— start Excerpted records —

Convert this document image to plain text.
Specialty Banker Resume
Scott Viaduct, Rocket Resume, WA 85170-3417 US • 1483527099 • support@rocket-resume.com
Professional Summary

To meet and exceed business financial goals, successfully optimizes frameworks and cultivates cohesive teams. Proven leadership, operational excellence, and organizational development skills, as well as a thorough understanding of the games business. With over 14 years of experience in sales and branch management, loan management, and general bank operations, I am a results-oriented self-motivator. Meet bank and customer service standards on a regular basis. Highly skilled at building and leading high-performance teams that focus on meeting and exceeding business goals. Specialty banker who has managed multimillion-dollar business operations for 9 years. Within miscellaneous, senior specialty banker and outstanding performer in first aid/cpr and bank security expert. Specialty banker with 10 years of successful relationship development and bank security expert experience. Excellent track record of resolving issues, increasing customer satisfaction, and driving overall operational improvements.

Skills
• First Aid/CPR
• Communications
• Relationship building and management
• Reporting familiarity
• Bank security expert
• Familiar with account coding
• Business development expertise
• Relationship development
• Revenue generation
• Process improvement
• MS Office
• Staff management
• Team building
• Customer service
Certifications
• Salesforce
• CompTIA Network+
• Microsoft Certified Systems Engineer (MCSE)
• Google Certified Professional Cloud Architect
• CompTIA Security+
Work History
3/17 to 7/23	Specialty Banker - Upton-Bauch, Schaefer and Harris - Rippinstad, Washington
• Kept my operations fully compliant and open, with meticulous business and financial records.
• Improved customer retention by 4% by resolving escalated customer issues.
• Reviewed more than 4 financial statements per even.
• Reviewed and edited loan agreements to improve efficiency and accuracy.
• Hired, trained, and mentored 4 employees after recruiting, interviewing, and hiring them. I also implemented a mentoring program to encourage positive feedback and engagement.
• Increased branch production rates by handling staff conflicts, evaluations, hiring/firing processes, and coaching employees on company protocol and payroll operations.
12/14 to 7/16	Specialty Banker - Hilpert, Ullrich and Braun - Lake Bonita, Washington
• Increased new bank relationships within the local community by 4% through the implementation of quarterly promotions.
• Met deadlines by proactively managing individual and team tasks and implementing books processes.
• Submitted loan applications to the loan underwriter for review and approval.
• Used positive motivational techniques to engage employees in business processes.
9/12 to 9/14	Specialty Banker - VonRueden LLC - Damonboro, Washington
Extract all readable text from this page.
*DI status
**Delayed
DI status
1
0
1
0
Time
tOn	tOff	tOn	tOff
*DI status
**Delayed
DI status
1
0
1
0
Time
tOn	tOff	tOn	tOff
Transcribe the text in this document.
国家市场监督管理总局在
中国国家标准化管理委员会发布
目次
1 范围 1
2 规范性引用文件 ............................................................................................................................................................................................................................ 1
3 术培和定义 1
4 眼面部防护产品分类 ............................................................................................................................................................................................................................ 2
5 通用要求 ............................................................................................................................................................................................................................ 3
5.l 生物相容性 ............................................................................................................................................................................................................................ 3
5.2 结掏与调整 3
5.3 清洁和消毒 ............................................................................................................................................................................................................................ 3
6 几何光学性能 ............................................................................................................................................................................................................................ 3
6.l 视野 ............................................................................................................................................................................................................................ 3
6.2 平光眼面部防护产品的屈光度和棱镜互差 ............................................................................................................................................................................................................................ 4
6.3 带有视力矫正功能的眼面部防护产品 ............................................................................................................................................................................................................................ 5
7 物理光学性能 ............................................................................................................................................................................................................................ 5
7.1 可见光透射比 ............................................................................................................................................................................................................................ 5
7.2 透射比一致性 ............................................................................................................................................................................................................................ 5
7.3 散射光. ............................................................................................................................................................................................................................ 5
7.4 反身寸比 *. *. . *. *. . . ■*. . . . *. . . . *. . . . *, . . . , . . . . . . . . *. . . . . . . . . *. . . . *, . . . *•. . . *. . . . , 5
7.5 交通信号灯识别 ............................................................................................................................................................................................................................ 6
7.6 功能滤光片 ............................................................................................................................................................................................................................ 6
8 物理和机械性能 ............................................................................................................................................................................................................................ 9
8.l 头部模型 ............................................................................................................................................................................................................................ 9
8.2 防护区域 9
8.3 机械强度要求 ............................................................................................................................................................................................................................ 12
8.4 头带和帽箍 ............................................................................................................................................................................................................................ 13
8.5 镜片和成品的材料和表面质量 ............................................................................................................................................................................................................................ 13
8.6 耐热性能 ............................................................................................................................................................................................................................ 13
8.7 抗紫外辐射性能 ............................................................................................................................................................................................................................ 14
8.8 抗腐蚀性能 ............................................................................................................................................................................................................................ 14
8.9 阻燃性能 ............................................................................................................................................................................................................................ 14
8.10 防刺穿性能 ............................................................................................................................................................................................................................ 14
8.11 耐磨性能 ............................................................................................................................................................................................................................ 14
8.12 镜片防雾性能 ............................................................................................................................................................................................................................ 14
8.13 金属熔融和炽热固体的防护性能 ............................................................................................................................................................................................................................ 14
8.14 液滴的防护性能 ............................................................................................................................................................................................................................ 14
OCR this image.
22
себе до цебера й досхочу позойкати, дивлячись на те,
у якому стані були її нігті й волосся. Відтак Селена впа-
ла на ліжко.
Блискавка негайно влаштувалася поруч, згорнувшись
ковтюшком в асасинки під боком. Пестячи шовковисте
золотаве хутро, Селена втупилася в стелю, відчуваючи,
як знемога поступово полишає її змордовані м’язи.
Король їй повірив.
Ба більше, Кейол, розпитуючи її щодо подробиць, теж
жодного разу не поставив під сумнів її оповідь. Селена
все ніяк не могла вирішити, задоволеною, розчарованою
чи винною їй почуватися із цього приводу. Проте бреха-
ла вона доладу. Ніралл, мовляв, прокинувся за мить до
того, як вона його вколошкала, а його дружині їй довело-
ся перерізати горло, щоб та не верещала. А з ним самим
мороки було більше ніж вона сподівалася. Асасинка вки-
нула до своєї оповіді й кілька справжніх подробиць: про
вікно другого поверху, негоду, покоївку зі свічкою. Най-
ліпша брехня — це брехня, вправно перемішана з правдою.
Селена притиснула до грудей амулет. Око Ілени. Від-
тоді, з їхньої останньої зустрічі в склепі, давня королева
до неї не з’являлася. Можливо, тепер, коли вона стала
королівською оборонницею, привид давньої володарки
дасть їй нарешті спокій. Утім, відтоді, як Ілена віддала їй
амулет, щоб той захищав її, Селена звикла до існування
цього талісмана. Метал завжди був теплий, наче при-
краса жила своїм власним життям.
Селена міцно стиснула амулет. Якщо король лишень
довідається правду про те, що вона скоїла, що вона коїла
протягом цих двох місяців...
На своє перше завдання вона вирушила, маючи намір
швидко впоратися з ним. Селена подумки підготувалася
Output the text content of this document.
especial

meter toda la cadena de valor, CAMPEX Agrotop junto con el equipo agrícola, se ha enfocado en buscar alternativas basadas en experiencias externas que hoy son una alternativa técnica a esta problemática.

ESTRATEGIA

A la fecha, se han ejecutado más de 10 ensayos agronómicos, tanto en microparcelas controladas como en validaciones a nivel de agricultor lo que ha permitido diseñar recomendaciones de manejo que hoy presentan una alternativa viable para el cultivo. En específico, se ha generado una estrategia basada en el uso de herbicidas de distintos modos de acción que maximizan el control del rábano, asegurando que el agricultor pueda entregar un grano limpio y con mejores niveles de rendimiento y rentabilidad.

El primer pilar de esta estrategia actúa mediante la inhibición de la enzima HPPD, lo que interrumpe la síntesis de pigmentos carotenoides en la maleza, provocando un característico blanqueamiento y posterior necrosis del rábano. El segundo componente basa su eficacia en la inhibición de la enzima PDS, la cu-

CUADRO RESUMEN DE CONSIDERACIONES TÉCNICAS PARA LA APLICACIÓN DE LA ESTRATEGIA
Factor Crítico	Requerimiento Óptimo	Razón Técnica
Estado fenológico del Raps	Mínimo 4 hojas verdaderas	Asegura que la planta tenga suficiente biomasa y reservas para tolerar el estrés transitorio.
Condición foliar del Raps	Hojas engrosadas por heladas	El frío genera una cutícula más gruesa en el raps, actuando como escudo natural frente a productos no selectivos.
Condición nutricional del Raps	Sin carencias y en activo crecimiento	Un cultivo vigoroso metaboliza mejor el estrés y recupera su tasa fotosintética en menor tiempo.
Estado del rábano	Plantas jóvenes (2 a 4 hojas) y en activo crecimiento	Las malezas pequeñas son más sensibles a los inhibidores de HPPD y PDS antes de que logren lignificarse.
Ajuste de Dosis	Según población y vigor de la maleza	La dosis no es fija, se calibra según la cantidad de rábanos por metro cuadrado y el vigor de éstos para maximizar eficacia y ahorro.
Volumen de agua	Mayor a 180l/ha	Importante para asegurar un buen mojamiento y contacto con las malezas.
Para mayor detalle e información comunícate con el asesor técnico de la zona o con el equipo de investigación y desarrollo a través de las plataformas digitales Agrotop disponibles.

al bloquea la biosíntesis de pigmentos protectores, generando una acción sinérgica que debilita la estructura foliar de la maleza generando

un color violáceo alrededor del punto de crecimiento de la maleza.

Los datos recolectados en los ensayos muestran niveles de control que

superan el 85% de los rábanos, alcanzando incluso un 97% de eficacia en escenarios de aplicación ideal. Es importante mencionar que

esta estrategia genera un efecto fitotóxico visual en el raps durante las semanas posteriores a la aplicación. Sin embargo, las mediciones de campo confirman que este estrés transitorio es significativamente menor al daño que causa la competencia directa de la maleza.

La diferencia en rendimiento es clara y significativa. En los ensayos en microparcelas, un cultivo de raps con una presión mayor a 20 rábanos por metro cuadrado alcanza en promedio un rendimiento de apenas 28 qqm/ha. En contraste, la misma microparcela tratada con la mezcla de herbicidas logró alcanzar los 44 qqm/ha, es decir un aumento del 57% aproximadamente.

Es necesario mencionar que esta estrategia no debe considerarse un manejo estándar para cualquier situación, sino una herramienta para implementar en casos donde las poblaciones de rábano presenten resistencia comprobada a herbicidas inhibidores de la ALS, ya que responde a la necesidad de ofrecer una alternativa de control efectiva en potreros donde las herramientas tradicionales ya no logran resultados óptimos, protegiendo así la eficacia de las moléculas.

— end Excerpted records —

Stated problem:
Go through the records and gather the lines that hold "text".

Answer to the task:
Convert this document image to plain text.
Extract all readable text from this page.
Transcribe the text in this document.
Output the text content of this document.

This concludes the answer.